> **RECORDS FOR THIS EXERCISE**:
-=-=-

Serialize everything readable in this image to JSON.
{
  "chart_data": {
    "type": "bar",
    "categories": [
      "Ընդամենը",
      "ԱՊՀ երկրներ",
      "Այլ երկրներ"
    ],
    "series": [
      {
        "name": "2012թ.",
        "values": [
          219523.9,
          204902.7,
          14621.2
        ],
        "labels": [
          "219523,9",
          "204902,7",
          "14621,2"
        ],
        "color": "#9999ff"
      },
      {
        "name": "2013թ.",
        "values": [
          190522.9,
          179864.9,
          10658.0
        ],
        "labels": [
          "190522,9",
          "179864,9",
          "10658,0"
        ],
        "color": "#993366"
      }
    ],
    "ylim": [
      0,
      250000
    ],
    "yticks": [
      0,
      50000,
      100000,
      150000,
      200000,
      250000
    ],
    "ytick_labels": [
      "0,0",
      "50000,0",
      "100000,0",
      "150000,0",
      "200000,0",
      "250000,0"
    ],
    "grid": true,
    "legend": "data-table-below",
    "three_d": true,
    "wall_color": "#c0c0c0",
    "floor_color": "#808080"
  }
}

-=-=-

> **WHAT YOU NEED TO DO**: Nothing in the data may differ; print all of it exactly as written.

> **RESULT**:
Serialize everything readable in this image to JSON.
{
  "chart_data": {
    "type": "bar",
    "categories": [
      "Ընդամենը",
      "ԱՊՀ երկրներ",
      "Այլ երկրներ"
    ],
    "series": [
      {
        "name": "2012թ.",
        "values": [
          219523.9,
          204902.7,
          14621.2
        ],
        "labels": [
          "219523,9",
          "204902,7",
          "14621,2"
        ],
        "color": "#9999ff"
      },
      {
        "name": "2013թ.",
        "values": [
          190522.9,
          179864.9,
          10658.0
        ],
        "labels": [
          "190522,9",
          "179864,9",
          "10658,0"
        ],
        "color": "#993366"
      }
    ],
    "ylim": [
      0,
      250000
    ],
    "yticks": [
      0,
      50000,
      100000,
      150000,
      200000,
      250000
    ],
    "ytick_labels": [
      "0,0",
      "50000,0",
      "100000,0",
      "150000,0",
      "200000,0",
      "250000,0"
    ],
    "grid": true,
    "legend": "data-table-below",
    "three_d": true,
    "wall_color": "#c0c0c0",
    "floor_color": "#808080"
  }
}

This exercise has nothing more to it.